EXERCISE DESCRIPTION –
Please return, copied without any change, the lines below from the line with "Identify all the elements below and their bounding boxes. List" to the line with "- data-point-sand: [488, 539, 503, 553]", both included, leaving out the pictures.

RECORDED DATA –

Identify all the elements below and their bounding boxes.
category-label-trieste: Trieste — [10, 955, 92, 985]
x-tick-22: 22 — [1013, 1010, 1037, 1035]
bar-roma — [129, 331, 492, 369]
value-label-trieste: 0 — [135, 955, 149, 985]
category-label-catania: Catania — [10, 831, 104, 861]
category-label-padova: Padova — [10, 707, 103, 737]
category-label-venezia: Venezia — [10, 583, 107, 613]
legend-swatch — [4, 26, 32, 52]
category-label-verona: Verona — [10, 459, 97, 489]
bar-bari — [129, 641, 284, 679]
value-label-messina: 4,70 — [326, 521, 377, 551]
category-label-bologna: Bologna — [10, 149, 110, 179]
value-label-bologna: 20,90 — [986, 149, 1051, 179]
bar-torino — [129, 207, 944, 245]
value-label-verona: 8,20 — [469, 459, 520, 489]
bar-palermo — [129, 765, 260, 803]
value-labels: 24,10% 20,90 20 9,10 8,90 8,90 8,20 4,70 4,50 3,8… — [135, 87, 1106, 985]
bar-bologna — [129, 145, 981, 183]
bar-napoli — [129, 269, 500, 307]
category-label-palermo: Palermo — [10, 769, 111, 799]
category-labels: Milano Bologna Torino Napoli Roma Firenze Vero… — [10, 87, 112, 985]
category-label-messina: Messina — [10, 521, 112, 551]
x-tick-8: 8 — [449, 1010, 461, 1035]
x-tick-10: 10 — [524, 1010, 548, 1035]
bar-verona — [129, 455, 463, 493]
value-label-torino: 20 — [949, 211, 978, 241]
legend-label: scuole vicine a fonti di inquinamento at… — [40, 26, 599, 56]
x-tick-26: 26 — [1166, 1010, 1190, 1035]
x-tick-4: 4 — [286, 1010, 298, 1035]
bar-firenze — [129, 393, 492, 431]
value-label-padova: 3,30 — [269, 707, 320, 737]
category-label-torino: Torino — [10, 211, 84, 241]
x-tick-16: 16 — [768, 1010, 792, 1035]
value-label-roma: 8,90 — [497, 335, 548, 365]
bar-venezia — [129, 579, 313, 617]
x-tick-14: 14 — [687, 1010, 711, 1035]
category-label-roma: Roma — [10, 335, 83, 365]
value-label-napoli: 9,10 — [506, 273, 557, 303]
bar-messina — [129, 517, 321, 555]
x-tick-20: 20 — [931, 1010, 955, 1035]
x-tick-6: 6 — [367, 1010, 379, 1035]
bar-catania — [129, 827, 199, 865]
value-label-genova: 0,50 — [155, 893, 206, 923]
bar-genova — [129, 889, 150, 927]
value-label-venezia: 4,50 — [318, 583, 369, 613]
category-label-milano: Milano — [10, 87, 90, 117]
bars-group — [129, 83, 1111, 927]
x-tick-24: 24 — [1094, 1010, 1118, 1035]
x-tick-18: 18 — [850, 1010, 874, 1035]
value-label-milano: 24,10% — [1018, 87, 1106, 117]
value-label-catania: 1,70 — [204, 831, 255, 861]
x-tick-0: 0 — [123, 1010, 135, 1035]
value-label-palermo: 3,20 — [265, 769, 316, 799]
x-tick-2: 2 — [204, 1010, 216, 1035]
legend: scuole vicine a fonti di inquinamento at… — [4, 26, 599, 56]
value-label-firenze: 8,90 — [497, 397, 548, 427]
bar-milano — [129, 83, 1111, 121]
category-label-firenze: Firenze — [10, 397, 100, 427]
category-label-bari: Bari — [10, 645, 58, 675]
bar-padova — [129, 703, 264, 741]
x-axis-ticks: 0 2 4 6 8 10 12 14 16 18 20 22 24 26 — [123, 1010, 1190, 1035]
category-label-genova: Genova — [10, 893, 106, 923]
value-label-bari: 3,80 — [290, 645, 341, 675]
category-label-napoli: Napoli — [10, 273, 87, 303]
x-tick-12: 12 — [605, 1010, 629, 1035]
* * *
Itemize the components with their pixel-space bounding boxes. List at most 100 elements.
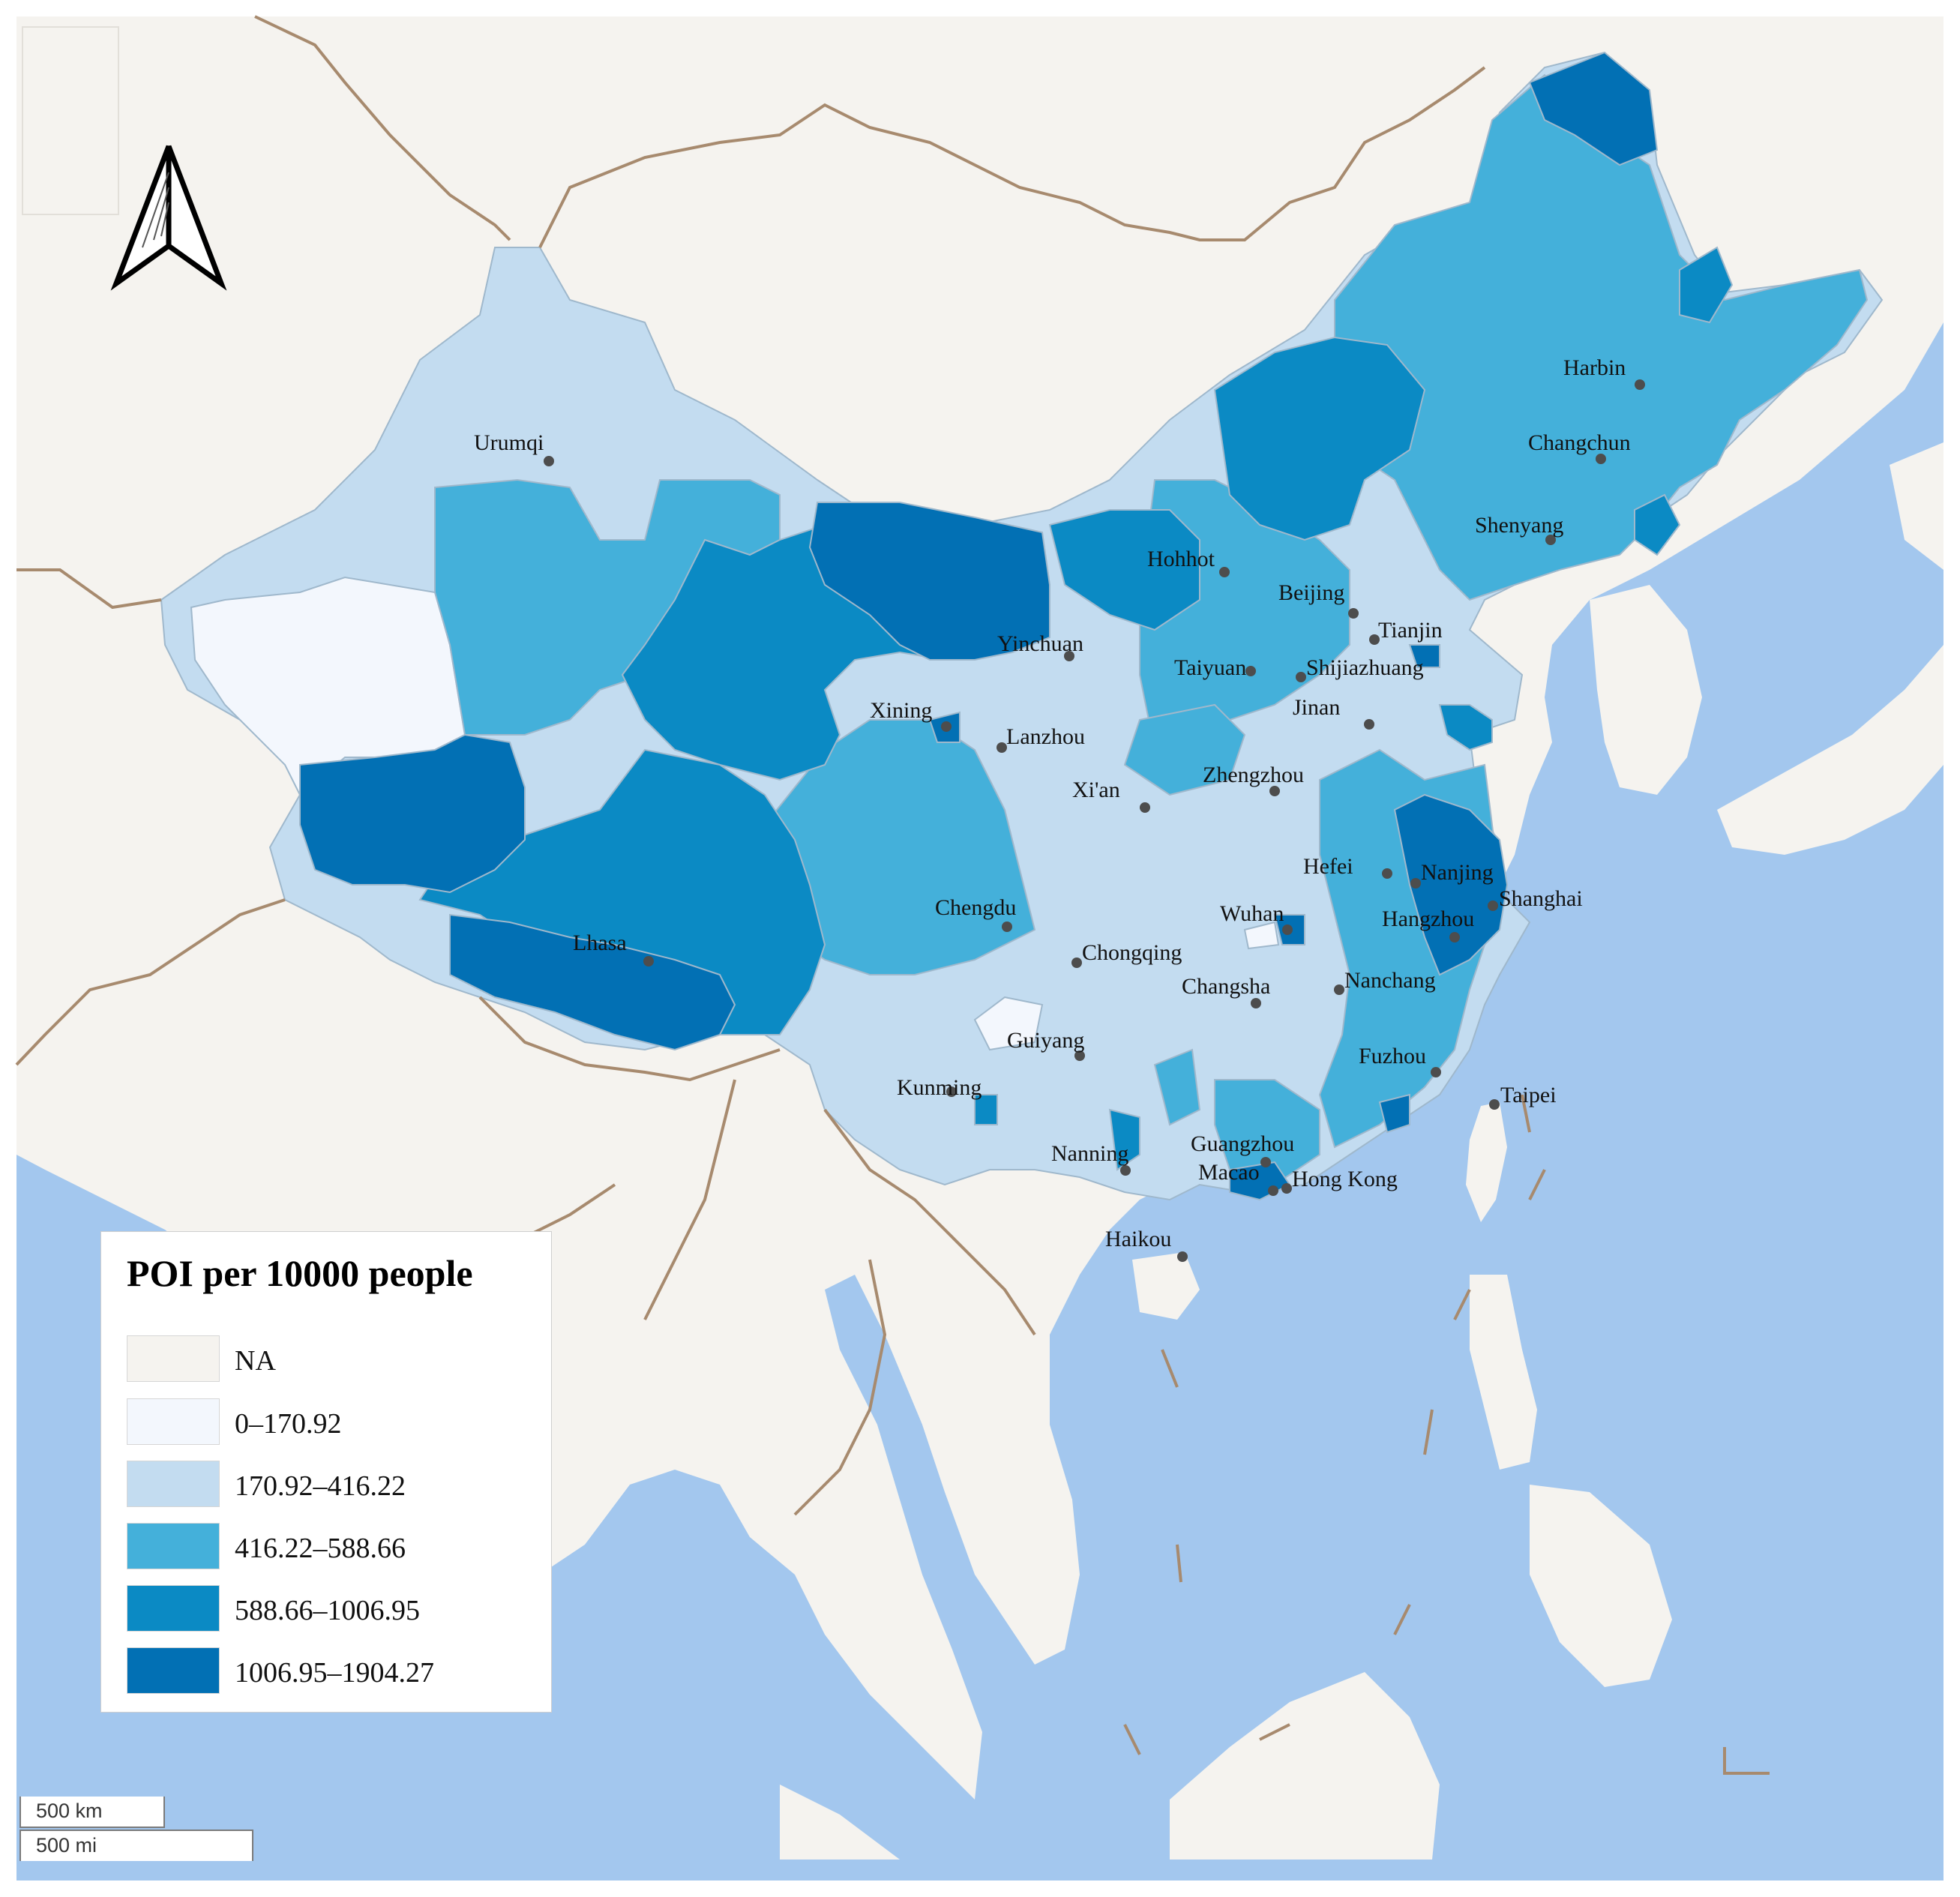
==
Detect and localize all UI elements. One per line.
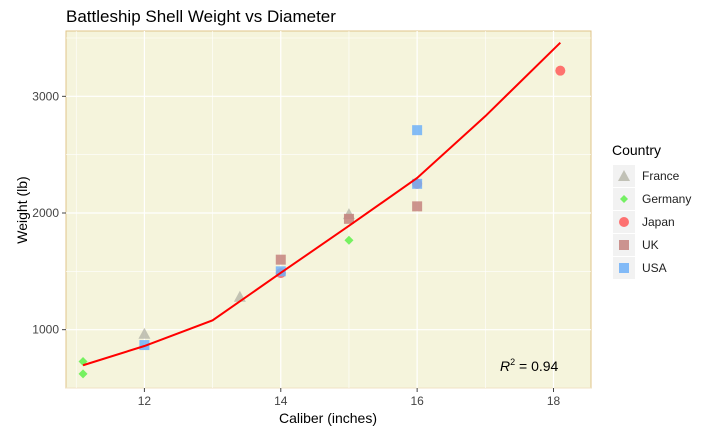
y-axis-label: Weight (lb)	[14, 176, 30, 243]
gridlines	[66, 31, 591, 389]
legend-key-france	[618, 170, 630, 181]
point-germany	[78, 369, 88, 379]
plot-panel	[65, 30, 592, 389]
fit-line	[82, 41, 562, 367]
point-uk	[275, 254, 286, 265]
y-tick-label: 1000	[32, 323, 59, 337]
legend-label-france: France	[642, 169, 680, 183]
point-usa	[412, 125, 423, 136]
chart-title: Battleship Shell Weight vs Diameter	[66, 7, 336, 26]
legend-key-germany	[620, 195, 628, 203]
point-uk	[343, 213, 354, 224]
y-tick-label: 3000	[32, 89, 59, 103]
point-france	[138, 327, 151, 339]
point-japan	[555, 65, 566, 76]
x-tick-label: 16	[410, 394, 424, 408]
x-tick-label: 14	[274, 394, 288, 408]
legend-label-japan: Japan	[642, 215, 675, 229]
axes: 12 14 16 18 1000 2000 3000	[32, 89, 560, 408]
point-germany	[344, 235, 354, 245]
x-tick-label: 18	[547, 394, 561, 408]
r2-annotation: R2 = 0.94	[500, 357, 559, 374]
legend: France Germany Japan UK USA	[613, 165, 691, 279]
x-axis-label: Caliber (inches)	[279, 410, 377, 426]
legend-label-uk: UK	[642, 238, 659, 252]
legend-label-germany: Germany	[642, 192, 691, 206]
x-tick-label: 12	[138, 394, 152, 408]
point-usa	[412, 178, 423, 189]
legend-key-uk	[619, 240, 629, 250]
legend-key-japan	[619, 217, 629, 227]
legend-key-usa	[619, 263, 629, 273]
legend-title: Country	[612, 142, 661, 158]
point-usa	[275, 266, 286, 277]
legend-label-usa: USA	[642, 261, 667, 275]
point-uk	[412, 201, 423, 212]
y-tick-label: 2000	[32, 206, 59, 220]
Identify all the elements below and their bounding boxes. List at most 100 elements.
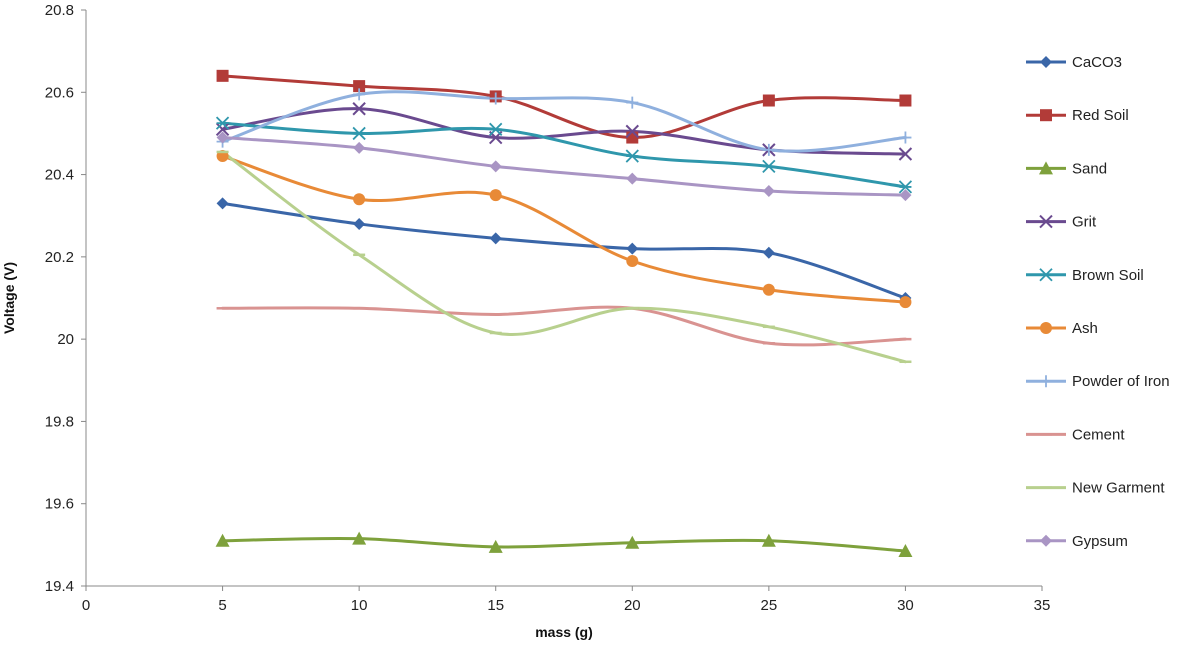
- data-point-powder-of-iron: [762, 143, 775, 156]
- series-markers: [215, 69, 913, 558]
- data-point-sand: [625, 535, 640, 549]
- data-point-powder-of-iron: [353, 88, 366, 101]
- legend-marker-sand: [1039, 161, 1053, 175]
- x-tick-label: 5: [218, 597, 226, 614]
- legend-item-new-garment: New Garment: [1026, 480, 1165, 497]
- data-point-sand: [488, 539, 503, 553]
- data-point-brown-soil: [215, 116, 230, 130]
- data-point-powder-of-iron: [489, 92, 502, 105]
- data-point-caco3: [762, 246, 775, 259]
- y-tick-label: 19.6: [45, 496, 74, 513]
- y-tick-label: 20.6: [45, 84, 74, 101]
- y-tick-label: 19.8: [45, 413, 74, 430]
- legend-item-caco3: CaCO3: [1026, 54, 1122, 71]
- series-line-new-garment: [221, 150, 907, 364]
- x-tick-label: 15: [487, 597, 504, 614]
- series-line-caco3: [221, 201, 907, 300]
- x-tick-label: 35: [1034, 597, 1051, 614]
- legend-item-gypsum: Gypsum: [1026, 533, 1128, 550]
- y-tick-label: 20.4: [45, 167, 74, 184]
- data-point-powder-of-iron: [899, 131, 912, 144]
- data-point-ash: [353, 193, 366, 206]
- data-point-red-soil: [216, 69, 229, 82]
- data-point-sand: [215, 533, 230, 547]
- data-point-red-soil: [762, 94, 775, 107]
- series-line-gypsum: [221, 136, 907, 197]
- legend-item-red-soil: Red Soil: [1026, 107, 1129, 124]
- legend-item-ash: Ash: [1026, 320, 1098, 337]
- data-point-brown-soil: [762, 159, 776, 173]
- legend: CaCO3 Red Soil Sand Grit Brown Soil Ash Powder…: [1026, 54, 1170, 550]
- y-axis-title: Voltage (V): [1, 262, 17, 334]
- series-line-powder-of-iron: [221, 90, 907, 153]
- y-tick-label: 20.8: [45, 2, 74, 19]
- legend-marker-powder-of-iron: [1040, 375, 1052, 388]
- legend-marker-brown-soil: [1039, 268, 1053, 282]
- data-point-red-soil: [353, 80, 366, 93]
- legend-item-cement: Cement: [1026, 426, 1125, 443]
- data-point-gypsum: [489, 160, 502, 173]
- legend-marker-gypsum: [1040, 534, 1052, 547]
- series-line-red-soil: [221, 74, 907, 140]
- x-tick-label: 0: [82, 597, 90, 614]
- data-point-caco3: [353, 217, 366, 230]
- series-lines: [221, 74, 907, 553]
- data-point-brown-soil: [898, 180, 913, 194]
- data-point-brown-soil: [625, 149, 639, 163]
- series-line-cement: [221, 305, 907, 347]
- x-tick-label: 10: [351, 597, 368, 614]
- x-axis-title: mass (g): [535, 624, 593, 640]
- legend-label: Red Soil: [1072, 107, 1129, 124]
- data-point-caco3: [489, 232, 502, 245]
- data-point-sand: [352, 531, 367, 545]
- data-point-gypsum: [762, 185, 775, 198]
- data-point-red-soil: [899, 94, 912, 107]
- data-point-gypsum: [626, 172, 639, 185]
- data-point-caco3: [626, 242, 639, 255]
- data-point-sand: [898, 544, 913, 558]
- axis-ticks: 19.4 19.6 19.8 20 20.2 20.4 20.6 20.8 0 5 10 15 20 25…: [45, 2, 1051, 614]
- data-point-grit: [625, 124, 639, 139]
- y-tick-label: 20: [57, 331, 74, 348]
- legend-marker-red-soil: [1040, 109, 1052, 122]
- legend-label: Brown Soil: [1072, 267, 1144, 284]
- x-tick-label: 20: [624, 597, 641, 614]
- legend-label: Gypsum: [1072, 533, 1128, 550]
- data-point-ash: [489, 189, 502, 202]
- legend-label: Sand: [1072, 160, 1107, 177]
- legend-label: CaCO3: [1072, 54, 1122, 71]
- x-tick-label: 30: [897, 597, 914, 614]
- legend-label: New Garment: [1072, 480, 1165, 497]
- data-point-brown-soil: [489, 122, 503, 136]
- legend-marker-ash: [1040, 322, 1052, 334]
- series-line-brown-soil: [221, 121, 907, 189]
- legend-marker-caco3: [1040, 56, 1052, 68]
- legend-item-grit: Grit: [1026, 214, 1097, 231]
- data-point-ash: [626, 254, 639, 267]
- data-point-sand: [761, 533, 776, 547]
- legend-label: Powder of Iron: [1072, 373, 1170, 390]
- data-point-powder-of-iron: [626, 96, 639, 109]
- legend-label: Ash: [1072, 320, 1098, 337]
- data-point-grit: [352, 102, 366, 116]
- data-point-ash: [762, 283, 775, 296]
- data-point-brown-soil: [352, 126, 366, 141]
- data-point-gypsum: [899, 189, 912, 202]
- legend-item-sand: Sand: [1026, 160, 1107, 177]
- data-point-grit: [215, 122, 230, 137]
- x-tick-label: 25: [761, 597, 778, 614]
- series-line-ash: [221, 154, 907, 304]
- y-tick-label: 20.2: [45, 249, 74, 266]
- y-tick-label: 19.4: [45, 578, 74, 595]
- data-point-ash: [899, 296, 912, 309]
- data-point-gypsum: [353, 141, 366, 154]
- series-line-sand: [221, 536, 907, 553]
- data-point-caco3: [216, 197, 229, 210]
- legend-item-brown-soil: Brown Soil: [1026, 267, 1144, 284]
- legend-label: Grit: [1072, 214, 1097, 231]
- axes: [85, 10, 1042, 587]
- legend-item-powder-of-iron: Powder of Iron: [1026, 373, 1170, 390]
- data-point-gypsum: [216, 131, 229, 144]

WRITTEN RESPONSE –
Identify all the elements below and their bounding boxes. List at most 100 elements.
- data-point-powder-of-iron: [762, 143, 775, 156]
- series-markers: [215, 69, 913, 558]
- data-point-sand: [625, 535, 640, 549]
- data-point-powder-of-iron: [353, 88, 366, 101]
- legend-marker-sand: [1039, 161, 1053, 175]
- x-tick-label: 5: [218, 597, 226, 614]
- legend-item-new-garment: New Garment: [1026, 480, 1165, 497]
- data-point-sand: [488, 539, 503, 553]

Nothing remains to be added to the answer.